Dataset extract:

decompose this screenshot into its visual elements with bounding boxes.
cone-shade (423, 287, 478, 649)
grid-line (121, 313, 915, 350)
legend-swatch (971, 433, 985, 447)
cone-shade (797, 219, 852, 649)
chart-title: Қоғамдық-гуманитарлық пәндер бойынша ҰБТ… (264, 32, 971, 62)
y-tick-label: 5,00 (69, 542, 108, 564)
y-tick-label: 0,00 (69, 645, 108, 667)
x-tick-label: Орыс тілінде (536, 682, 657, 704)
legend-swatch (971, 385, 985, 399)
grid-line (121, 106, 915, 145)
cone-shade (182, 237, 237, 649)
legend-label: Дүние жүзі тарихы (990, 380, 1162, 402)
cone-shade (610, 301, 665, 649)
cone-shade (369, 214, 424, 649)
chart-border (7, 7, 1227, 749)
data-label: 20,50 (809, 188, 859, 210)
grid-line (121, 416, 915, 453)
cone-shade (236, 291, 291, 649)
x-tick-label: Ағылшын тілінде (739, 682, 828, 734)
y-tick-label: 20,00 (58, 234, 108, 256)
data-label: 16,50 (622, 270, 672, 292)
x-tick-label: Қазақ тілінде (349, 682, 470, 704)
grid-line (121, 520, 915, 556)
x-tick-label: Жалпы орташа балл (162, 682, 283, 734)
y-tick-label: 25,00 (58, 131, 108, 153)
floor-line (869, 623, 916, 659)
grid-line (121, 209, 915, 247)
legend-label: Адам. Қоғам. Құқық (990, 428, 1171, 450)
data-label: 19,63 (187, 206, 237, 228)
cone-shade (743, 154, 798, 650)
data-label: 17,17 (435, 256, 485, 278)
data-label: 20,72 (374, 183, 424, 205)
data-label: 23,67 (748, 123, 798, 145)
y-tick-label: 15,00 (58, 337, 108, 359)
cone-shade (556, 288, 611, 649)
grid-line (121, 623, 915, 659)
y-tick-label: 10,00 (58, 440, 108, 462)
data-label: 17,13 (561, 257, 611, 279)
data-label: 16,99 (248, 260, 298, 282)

Written request:
Print the stretch of the entries from their first line through the line containing "cone-shade (610, 301, 665, 649)", including both ends, and reproduce every line character for character.

Exercise output:
decompose this screenshot into its visual elements with bounding boxes.
cone-shade (423, 287, 478, 649)
grid-line (121, 313, 915, 350)
legend-swatch (971, 433, 985, 447)
cone-shade (797, 219, 852, 649)
chart-title: Қоғамдық-гуманитарлық пәндер бойынша ҰБТ… (264, 32, 971, 62)
y-tick-label: 5,00 (69, 542, 108, 564)
y-tick-label: 0,00 (69, 645, 108, 667)
x-tick-label: Орыс тілінде (536, 682, 657, 704)
legend-swatch (971, 385, 985, 399)
grid-line (121, 106, 915, 145)
cone-shade (182, 237, 237, 649)
legend-label: Дүние жүзі тарихы (990, 380, 1162, 402)
cone-shade (610, 301, 665, 649)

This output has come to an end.